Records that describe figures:
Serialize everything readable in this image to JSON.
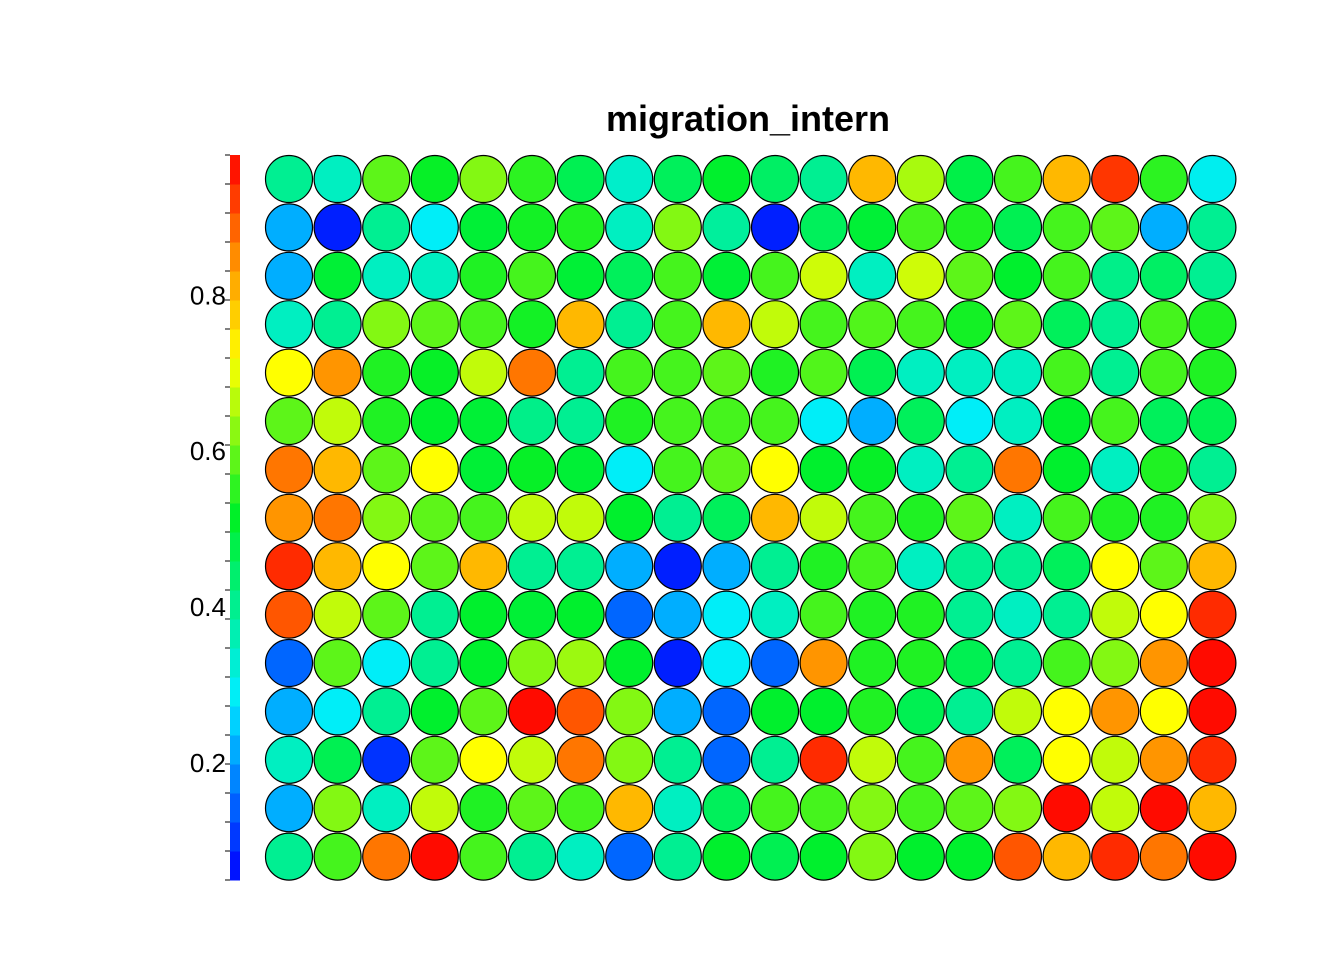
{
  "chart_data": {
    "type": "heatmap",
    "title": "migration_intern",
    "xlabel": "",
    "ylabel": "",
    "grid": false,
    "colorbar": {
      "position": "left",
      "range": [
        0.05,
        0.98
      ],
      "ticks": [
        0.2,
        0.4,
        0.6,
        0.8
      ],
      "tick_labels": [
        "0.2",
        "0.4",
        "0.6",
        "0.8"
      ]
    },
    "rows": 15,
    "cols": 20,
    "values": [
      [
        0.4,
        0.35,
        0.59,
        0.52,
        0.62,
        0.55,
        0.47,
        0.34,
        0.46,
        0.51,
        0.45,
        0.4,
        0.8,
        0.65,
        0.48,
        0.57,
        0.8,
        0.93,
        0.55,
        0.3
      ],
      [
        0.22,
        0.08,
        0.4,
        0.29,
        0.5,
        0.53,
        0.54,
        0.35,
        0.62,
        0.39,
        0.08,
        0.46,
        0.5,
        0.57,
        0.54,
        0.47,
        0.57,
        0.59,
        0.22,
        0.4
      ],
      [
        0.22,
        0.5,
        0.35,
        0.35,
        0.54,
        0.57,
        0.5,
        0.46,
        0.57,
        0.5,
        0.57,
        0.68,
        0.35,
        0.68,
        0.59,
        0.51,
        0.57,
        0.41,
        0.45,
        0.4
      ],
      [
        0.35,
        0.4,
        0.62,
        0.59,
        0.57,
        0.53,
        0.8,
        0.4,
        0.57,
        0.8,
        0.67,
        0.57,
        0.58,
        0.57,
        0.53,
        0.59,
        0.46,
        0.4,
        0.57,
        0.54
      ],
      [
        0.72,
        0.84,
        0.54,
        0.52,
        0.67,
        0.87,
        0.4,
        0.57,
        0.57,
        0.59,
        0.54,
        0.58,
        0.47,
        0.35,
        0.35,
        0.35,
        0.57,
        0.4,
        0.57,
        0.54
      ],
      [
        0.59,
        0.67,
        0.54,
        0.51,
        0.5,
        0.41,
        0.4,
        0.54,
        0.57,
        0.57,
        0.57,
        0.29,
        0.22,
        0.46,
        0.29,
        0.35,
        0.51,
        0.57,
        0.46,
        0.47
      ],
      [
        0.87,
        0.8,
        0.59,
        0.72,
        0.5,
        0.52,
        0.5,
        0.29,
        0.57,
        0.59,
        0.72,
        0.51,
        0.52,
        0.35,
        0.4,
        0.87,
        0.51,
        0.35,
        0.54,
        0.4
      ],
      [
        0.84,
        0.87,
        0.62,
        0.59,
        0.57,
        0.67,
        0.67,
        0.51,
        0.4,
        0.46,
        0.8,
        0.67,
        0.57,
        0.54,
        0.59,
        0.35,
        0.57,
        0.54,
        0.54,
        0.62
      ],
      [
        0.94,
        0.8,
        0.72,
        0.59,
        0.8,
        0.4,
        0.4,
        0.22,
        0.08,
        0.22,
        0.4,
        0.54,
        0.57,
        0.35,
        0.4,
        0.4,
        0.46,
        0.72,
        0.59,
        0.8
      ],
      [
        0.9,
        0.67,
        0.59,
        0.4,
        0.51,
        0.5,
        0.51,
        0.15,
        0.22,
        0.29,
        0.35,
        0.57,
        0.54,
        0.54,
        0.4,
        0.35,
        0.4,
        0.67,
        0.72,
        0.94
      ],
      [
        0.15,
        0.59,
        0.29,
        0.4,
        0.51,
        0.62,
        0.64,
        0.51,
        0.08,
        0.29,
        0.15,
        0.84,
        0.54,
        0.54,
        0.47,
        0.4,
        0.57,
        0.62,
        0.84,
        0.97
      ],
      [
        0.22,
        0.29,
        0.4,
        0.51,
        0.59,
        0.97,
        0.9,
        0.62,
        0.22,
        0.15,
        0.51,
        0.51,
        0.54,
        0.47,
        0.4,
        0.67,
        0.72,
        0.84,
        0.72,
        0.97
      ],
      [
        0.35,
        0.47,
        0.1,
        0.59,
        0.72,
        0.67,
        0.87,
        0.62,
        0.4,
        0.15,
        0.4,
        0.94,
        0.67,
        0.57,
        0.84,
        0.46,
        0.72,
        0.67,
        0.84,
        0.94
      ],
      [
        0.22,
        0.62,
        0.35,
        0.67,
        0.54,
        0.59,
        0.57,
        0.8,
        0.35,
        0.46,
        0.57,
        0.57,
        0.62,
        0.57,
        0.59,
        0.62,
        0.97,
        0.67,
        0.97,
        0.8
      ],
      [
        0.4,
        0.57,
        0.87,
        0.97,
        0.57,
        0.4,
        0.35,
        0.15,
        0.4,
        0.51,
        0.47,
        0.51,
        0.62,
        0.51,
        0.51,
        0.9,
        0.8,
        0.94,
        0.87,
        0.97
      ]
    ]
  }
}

_Task directions_: What comes back should match the records exactly, minus any pictures.

_Answer in full_:
Serialize everything readable in this image to JSON.
{
  "chart_data": {
    "type": "heatmap",
    "title": "migration_intern",
    "xlabel": "",
    "ylabel": "",
    "grid": false,
    "colorbar": {
      "position": "left",
      "range": [
        0.05,
        0.98
      ],
      "ticks": [
        0.2,
        0.4,
        0.6,
        0.8
      ],
      "tick_labels": [
        "0.2",
        "0.4",
        "0.6",
        "0.8"
      ]
    },
    "rows": 15,
    "cols": 20,
    "values": [
      [
        0.4,
        0.35,
        0.59,
        0.52,
        0.62,
        0.55,
        0.47,
        0.34,
        0.46,
        0.51,
        0.45,
        0.4,
        0.8,
        0.65,
        0.48,
        0.57,
        0.8,
        0.93,
        0.55,
        0.3
      ],
      [
        0.22,
        0.08,
        0.4,
        0.29,
        0.5,
        0.53,
        0.54,
        0.35,
        0.62,
        0.39,
        0.08,
        0.46,
        0.5,
        0.57,
        0.54,
        0.47,
        0.57,
        0.59,
        0.22,
        0.4
      ],
      [
        0.22,
        0.5,
        0.35,
        0.35,
        0.54,
        0.57,
        0.5,
        0.46,
        0.57,
        0.5,
        0.57,
        0.68,
        0.35,
        0.68,
        0.59,
        0.51,
        0.57,
        0.41,
        0.45,
        0.4
      ],
      [
        0.35,
        0.4,
        0.62,
        0.59,
        0.57,
        0.53,
        0.8,
        0.4,
        0.57,
        0.8,
        0.67,
        0.57,
        0.58,
        0.57,
        0.53,
        0.59,
        0.46,
        0.4,
        0.57,
        0.54
      ],
      [
        0.72,
        0.84,
        0.54,
        0.52,
        0.67,
        0.87,
        0.4,
        0.57,
        0.57,
        0.59,
        0.54,
        0.58,
        0.47,
        0.35,
        0.35,
        0.35,
        0.57,
        0.4,
        0.57,
        0.54
      ],
      [
        0.59,
        0.67,
        0.54,
        0.51,
        0.5,
        0.41,
        0.4,
        0.54,
        0.57,
        0.57,
        0.57,
        0.29,
        0.22,
        0.46,
        0.29,
        0.35,
        0.51,
        0.57,
        0.46,
        0.47
      ],
      [
        0.87,
        0.8,
        0.59,
        0.72,
        0.5,
        0.52,
        0.5,
        0.29,
        0.57,
        0.59,
        0.72,
        0.51,
        0.52,
        0.35,
        0.4,
        0.87,
        0.51,
        0.35,
        0.54,
        0.4
      ],
      [
        0.84,
        0.87,
        0.62,
        0.59,
        0.57,
        0.67,
        0.67,
        0.51,
        0.4,
        0.46,
        0.8,
        0.67,
        0.57,
        0.54,
        0.59,
        0.35,
        0.57,
        0.54,
        0.54,
        0.62
      ],
      [
        0.94,
        0.8,
        0.72,
        0.59,
        0.8,
        0.4,
        0.4,
        0.22,
        0.08,
        0.22,
        0.4,
        0.54,
        0.57,
        0.35,
        0.4,
        0.4,
        0.46,
        0.72,
        0.59,
        0.8
      ],
      [
        0.9,
        0.67,
        0.59,
        0.4,
        0.51,
        0.5,
        0.51,
        0.15,
        0.22,
        0.29,
        0.35,
        0.57,
        0.54,
        0.54,
        0.4,
        0.35,
        0.4,
        0.67,
        0.72,
        0.94
      ],
      [
        0.15,
        0.59,
        0.29,
        0.4,
        0.51,
        0.62,
        0.64,
        0.51,
        0.08,
        0.29,
        0.15,
        0.84,
        0.54,
        0.54,
        0.47,
        0.4,
        0.57,
        0.62,
        0.84,
        0.97
      ],
      [
        0.22,
        0.29,
        0.4,
        0.51,
        0.59,
        0.97,
        0.9,
        0.62,
        0.22,
        0.15,
        0.51,
        0.51,
        0.54,
        0.47,
        0.4,
        0.67,
        0.72,
        0.84,
        0.72,
        0.97
      ],
      [
        0.35,
        0.47,
        0.1,
        0.59,
        0.72,
        0.67,
        0.87,
        0.62,
        0.4,
        0.15,
        0.4,
        0.94,
        0.67,
        0.57,
        0.84,
        0.46,
        0.72,
        0.67,
        0.84,
        0.94
      ],
      [
        0.22,
        0.62,
        0.35,
        0.67,
        0.54,
        0.59,
        0.57,
        0.8,
        0.35,
        0.46,
        0.57,
        0.57,
        0.62,
        0.57,
        0.59,
        0.62,
        0.97,
        0.67,
        0.97,
        0.8
      ],
      [
        0.4,
        0.57,
        0.87,
        0.97,
        0.57,
        0.4,
        0.35,
        0.15,
        0.4,
        0.51,
        0.47,
        0.51,
        0.62,
        0.51,
        0.51,
        0.9,
        0.8,
        0.94,
        0.87,
        0.97
      ]
    ]
  }
}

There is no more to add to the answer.